Task statement:
Return all of the entries exactly as written.

· · · · · · ·

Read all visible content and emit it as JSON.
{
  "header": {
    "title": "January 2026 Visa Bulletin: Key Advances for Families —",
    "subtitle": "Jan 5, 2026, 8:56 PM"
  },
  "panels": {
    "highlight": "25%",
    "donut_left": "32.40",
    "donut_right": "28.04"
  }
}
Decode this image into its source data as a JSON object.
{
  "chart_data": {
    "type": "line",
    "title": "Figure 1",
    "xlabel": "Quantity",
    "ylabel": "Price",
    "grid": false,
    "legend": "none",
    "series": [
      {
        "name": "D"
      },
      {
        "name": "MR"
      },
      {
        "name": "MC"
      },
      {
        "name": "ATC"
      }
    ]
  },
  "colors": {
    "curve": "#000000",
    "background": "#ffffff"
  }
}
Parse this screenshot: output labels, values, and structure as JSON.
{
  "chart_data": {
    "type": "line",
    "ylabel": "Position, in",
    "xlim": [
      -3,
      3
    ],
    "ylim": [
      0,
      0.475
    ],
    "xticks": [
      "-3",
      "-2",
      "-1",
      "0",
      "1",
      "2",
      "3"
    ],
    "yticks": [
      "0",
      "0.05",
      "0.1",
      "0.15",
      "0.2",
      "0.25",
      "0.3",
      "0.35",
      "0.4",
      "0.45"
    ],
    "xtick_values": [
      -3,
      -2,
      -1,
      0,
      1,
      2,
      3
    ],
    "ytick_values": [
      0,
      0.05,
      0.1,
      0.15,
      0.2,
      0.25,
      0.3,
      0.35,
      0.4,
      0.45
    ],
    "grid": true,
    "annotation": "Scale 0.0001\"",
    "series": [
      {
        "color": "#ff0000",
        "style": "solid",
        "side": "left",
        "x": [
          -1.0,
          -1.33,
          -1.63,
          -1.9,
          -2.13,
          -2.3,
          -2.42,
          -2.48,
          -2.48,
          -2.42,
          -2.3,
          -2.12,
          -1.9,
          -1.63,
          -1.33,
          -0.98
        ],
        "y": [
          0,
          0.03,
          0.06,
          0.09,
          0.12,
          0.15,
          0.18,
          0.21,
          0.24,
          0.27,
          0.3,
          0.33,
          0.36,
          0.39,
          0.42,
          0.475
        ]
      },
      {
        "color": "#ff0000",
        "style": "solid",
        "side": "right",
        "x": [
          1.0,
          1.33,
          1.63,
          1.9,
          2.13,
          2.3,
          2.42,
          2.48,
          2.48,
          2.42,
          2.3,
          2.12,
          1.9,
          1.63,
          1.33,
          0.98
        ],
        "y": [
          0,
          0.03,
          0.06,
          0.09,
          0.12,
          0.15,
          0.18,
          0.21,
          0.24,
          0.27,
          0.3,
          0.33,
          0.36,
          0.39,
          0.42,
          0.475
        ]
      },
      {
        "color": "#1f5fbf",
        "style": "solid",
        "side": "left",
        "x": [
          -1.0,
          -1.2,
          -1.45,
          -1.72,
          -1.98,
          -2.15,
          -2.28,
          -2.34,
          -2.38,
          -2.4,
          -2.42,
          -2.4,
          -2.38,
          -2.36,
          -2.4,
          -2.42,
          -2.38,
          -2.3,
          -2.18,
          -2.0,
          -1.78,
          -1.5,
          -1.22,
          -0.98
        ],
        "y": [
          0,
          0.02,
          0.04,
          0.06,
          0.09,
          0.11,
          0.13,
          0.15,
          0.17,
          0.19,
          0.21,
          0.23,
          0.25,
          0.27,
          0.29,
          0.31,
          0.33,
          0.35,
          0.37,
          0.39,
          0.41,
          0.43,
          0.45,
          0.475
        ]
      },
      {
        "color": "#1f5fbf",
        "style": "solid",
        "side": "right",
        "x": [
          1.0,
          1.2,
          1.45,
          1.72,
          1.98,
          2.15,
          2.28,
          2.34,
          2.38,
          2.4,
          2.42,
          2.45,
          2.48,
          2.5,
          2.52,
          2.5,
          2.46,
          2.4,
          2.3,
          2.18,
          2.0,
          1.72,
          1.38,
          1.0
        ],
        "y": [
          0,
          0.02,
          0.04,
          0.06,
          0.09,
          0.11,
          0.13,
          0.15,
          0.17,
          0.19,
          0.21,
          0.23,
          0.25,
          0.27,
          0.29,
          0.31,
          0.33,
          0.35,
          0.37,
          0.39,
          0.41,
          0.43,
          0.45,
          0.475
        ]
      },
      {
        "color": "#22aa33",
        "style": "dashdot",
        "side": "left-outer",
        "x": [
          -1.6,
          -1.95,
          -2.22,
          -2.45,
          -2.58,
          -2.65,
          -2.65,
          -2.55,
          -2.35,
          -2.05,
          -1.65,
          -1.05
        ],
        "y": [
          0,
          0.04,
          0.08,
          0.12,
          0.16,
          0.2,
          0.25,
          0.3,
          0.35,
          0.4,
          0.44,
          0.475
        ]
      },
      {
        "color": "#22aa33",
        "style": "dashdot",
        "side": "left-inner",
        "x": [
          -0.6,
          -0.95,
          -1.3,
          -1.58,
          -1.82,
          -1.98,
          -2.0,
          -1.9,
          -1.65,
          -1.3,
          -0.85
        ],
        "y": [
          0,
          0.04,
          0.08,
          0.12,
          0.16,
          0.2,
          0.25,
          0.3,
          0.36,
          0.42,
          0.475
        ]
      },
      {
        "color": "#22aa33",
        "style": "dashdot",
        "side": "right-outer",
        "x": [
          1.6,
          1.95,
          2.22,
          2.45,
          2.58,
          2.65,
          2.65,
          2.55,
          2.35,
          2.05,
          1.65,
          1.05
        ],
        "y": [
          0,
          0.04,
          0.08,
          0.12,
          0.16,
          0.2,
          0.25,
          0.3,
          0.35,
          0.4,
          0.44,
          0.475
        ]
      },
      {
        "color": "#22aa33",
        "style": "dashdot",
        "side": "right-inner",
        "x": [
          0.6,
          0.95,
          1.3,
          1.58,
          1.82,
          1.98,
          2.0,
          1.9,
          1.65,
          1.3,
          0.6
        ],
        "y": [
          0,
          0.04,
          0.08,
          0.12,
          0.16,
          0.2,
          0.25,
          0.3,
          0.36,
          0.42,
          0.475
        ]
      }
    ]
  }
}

· · · · · · ·

The answer:
Read all visible content and emit it as JSON.
{
  "header": {
    "title": "January 2026 Visa Bulletin: Key Advances for Families —",
    "subtitle": "Jan 5, 2026, 8:56 PM"
  },
  "panels": {
    "highlight": "25%",
    "donut_left": "32.40",
    "donut_right": "28.04"
  }
}
Decode this image into its source data as a JSON object.
{
  "chart_data": {
    "type": "line",
    "title": "Figure 1",
    "xlabel": "Quantity",
    "ylabel": "Price",
    "grid": false,
    "legend": "none",
    "series": [
      {
        "name": "D"
      },
      {
        "name": "MR"
      },
      {
        "name": "MC"
      },
      {
        "name": "ATC"
      }
    ]
  },
  "colors": {
    "curve": "#000000",
    "background": "#ffffff"
  }
}
Parse this screenshot: output labels, values, and structure as JSON.
{
  "chart_data": {
    "type": "line",
    "ylabel": "Position, in",
    "xlim": [
      -3,
      3
    ],
    "ylim": [
      0,
      0.475
    ],
    "xticks": [
      "-3",
      "-2",
      "-1",
      "0",
      "1",
      "2",
      "3"
    ],
    "yticks": [
      "0",
      "0.05",
      "0.1",
      "0.15",
      "0.2",
      "0.25",
      "0.3",
      "0.35",
      "0.4",
      "0.45"
    ],
    "xtick_values": [
      -3,
      -2,
      -1,
      0,
      1,
      2,
      3
    ],
    "ytick_values": [
      0,
      0.05,
      0.1,
      0.15,
      0.2,
      0.25,
      0.3,
      0.35,
      0.4,
      0.45
    ],
    "grid": true,
    "annotation": "Scale 0.0001\"",
    "series": [
      {
        "color": "#ff0000",
        "style": "solid",
        "side": "left",
        "x": [
          -1.0,
          -1.33,
          -1.63,
          -1.9,
          -2.13,
          -2.3,
          -2.42,
          -2.48,
          -2.48,
          -2.42,
          -2.3,
          -2.12,
          -1.9,
          -1.63,
          -1.33,
          -0.98
        ],
        "y": [
          0,
          0.03,
          0.06,
          0.09,
          0.12,
          0.15,
          0.18,
          0.21,
          0.24,
          0.27,
          0.3,
          0.33,
          0.36,
          0.39,
          0.42,
          0.475
        ]
      },
      {
        "color": "#ff0000",
        "style": "solid",
        "side": "right",
        "x": [
          1.0,
          1.33,
          1.63,
          1.9,
          2.13,
          2.3,
          2.42,
          2.48,
          2.48,
          2.42,
          2.3,
          2.12,
          1.9,
          1.63,
          1.33,
          0.98
        ],
        "y": [
          0,
          0.03,
          0.06,
          0.09,
          0.12,
          0.15,
          0.18,
          0.21,
          0.24,
          0.27,
          0.3,
          0.33,
          0.36,
          0.39,
          0.42,
          0.475
        ]
      },
      {
        "color": "#1f5fbf",
        "style": "solid",
        "side": "left",
        "x": [
          -1.0,
          -1.2,
          -1.45,
          -1.72,
          -1.98,
          -2.15,
          -2.28,
          -2.34,
          -2.38,
          -2.4,
          -2.42,
          -2.4,
          -2.38,
          -2.36,
          -2.4,
          -2.42,
          -2.38,
          -2.3,
          -2.18,
          -2.0,
          -1.78,
          -1.5,
          -1.22,
          -0.98
        ],
        "y": [
          0,
          0.02,
          0.04,
          0.06,
          0.09,
          0.11,
          0.13,
          0.15,
          0.17,
          0.19,
          0.21,
          0.23,
          0.25,
          0.27,
          0.29,
          0.31,
          0.33,
          0.35,
          0.37,
          0.39,
          0.41,
          0.43,
          0.45,
          0.475
        ]
      },
      {
        "color": "#1f5fbf",
        "style": "solid",
        "side": "right",
        "x": [
          1.0,
          1.2,
          1.45,
          1.72,
          1.98,
          2.15,
          2.28,
          2.34,
          2.38,
          2.4,
          2.42,
          2.45,
          2.48,
          2.5,
          2.52,
          2.5,
          2.46,
          2.4,
          2.3,
          2.18,
          2.0,
          1.72,
          1.38,
          1.0
        ],
        "y": [
          0,
          0.02,
          0.04,
          0.06,
          0.09,
          0.11,
          0.13,
          0.15,
          0.17,
          0.19,
          0.21,
          0.23,
          0.25,
          0.27,
          0.29,
          0.31,
          0.33,
          0.35,
          0.37,
          0.39,
          0.41,
          0.43,
          0.45,
          0.475
        ]
      },
      {
        "color": "#22aa33",
        "style": "dashdot",
        "side": "left-outer",
        "x": [
          -1.6,
          -1.95,
          -2.22,
          -2.45,
          -2.58,
          -2.65,
          -2.65,
          -2.55,
          -2.35,
          -2.05,
          -1.65,
          -1.05
        ],
        "y": [
          0,
          0.04,
          0.08,
          0.12,
          0.16,
          0.2,
          0.25,
          0.3,
          0.35,
          0.4,
          0.44,
          0.475
        ]
      },
      {
        "color": "#22aa33",
        "style": "dashdot",
        "side": "left-inner",
        "x": [
          -0.6,
          -0.95,
          -1.3,
          -1.58,
          -1.82,
          -1.98,
          -2.0,
          -1.9,
          -1.65,
          -1.3,
          -0.85
        ],
        "y": [
          0,
          0.04,
          0.08,
          0.12,
          0.16,
          0.2,
          0.25,
          0.3,
          0.36,
          0.42,
          0.475
        ]
      },
      {
        "color": "#22aa33",
        "style": "dashdot",
        "side": "right-outer",
        "x": [
          1.6,
          1.95,
          2.22,
          2.45,
          2.58,
          2.65,
          2.65,
          2.55,
          2.35,
          2.05,
          1.65,
          1.05
        ],
        "y": [
          0,
          0.04,
          0.08,
          0.12,
          0.16,
          0.2,
          0.25,
          0.3,
          0.35,
          0.4,
          0.44,
          0.475
        ]
      },
      {
        "color": "#22aa33",
        "style": "dashdot",
        "side": "right-inner",
        "x": [
          0.6,
          0.95,
          1.3,
          1.58,
          1.82,
          1.98,
          2.0,
          1.9,
          1.65,
          1.3,
          0.6
        ],
        "y": [
          0,
          0.04,
          0.08,
          0.12,
          0.16,
          0.2,
          0.25,
          0.3,
          0.36,
          0.42,
          0.475
        ]
      }
    ]
  }
}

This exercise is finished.